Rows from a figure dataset

******

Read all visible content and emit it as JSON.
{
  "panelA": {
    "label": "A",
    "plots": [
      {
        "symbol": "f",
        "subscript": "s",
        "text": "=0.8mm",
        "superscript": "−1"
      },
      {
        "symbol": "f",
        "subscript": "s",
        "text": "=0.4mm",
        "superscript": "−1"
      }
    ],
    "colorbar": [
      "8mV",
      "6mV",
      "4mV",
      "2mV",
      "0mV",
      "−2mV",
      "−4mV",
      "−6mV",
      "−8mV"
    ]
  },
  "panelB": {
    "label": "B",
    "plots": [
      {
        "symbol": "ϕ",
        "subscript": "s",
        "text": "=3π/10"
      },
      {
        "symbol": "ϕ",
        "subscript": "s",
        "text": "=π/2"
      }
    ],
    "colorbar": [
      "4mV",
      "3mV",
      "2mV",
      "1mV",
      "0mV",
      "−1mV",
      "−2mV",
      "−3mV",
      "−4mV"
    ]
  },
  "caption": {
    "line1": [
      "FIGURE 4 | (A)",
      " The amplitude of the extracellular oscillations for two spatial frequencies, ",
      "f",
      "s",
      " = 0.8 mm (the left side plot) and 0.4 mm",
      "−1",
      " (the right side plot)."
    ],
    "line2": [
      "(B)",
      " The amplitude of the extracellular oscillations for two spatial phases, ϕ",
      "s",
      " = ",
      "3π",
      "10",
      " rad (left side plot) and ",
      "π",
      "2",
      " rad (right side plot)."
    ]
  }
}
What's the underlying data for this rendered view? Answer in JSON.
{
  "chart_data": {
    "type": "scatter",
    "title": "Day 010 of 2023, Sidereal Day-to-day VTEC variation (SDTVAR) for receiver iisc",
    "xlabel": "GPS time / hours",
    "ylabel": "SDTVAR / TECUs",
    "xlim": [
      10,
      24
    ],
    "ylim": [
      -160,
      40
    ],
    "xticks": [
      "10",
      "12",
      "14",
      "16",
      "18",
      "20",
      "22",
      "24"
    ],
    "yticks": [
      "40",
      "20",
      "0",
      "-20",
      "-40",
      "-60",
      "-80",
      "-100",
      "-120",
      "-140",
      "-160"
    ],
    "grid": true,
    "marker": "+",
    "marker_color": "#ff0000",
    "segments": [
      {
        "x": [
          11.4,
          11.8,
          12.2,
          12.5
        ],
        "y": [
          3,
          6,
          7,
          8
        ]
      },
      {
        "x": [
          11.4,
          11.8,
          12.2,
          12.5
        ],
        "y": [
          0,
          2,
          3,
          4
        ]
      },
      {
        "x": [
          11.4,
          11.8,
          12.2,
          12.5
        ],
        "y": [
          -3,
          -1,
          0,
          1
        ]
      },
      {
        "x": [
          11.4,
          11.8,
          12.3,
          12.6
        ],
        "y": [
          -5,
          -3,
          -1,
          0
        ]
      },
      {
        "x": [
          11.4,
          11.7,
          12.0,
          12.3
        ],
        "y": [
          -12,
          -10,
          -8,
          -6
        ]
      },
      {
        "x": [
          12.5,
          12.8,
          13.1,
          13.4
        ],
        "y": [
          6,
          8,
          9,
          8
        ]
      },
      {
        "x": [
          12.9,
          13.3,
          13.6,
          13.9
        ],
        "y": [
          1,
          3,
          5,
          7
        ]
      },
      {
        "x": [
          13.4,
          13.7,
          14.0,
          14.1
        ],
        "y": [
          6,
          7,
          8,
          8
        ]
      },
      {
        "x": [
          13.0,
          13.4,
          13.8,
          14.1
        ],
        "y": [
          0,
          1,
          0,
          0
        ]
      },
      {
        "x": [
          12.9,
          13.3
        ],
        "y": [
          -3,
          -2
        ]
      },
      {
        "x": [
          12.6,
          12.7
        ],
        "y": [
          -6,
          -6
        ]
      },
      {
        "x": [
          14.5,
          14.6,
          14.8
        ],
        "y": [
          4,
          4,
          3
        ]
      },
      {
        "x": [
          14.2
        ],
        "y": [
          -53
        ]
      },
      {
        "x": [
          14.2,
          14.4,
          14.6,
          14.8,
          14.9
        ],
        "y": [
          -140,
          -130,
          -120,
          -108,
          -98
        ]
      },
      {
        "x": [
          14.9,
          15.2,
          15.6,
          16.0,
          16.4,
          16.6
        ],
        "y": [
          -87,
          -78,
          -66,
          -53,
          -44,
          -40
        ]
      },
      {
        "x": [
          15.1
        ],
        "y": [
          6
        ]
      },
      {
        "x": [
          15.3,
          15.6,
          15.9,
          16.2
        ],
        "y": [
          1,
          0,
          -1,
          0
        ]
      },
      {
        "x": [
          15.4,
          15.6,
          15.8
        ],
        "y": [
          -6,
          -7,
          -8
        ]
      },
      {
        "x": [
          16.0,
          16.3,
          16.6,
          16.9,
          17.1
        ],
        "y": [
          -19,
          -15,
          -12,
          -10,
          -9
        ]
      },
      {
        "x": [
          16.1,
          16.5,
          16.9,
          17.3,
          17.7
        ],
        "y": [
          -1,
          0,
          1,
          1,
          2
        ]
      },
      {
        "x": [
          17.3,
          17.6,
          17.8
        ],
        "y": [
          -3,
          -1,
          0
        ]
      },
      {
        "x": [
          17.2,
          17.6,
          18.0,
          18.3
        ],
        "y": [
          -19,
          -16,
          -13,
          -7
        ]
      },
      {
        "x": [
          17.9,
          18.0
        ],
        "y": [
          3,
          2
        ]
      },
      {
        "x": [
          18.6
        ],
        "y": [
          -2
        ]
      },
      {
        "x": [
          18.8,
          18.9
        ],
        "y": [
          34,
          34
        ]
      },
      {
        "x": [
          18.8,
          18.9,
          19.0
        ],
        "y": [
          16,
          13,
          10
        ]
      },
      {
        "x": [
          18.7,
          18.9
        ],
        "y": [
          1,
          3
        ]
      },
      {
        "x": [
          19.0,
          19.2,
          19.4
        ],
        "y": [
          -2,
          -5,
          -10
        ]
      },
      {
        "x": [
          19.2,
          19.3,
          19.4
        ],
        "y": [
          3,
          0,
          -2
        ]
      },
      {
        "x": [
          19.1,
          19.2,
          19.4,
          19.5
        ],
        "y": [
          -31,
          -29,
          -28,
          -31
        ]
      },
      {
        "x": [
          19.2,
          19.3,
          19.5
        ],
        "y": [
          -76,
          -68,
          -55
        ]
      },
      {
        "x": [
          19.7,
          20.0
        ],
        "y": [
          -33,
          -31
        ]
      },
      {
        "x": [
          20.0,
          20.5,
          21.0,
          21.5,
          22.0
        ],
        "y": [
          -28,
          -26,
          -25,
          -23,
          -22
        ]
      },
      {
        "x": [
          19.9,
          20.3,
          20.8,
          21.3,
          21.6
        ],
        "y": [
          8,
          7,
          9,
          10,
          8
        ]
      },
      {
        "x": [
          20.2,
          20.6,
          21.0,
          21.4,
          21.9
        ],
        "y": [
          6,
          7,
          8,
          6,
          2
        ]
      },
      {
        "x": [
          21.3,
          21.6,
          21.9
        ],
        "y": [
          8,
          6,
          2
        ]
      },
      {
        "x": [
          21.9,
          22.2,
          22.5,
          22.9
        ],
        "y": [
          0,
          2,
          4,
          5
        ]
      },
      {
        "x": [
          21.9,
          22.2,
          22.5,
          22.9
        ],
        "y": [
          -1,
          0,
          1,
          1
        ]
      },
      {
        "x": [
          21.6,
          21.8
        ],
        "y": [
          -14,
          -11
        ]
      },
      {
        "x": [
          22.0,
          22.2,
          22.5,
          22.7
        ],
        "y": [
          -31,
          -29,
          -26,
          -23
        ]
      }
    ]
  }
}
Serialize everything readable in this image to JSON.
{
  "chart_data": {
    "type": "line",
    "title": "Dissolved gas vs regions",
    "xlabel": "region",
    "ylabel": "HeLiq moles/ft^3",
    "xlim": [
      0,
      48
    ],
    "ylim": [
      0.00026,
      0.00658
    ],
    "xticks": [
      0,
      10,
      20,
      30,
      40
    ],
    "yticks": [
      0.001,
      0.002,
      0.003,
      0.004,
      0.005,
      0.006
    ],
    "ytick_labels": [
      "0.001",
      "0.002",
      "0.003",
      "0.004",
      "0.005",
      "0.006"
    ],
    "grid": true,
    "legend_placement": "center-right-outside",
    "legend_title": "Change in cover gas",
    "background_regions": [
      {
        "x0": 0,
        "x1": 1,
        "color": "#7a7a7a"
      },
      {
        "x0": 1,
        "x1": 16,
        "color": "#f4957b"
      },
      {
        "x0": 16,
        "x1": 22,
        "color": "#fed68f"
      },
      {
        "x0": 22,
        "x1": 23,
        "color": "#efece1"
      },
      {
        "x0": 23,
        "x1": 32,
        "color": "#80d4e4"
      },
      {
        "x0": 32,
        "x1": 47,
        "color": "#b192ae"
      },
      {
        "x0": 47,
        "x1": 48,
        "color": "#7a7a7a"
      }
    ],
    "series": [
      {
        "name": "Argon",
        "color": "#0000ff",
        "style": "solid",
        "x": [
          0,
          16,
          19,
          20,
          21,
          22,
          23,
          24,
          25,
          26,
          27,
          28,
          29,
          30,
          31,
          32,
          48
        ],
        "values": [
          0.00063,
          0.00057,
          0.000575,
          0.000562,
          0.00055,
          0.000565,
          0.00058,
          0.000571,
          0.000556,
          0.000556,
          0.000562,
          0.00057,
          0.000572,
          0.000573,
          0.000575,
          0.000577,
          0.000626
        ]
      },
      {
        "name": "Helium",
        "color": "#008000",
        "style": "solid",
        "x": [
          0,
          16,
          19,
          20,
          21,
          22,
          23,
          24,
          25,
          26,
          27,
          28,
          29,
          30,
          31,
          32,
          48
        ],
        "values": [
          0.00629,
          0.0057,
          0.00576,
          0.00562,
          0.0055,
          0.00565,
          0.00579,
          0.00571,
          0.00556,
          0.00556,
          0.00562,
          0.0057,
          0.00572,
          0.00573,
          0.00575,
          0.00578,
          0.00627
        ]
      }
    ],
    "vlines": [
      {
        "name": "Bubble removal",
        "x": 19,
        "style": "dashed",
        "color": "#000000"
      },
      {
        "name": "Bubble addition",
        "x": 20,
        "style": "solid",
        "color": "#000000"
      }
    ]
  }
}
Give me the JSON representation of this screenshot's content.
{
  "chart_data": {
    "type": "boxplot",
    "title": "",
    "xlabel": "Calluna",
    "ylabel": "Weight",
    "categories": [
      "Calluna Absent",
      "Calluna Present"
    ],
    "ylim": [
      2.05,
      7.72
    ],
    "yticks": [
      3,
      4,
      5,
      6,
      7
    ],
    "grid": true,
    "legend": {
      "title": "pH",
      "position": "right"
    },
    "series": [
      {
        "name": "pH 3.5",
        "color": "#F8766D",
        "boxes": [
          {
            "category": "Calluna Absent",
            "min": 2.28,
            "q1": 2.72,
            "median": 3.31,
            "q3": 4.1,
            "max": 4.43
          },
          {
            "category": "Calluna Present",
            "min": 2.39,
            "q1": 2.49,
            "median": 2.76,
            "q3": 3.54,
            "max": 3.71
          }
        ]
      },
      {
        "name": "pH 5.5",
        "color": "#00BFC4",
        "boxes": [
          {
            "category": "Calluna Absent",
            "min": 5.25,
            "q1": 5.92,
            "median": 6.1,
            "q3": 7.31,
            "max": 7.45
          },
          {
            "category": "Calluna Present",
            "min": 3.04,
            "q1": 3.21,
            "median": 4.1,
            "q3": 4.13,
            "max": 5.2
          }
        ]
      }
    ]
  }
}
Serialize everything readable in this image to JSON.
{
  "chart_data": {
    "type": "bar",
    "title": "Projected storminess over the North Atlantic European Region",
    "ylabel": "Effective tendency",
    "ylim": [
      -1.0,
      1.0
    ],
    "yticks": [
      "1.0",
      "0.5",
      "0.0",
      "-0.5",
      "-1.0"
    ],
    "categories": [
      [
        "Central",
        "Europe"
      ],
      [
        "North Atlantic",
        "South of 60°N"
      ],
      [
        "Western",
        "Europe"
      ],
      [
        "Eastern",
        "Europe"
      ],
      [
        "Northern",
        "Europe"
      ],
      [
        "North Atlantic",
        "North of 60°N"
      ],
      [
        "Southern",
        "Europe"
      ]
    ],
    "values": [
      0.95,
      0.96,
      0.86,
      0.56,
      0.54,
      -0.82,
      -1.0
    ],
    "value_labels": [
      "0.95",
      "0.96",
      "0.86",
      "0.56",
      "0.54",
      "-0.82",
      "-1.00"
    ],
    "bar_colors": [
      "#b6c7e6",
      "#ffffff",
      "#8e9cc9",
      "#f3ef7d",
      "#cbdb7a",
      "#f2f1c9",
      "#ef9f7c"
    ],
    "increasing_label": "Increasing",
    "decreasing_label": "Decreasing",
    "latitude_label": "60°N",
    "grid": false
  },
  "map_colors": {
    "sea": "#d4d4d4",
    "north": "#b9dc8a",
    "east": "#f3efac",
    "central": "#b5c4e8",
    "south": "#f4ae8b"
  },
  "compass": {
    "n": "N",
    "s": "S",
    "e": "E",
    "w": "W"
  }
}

******

Task objective =
Give every line of the material that includes the string "text".

Result below =
        "text": "=0.8mm",
        "text": "=0.4mm",
        "text": "=3π/10"
        "text": "=π/2"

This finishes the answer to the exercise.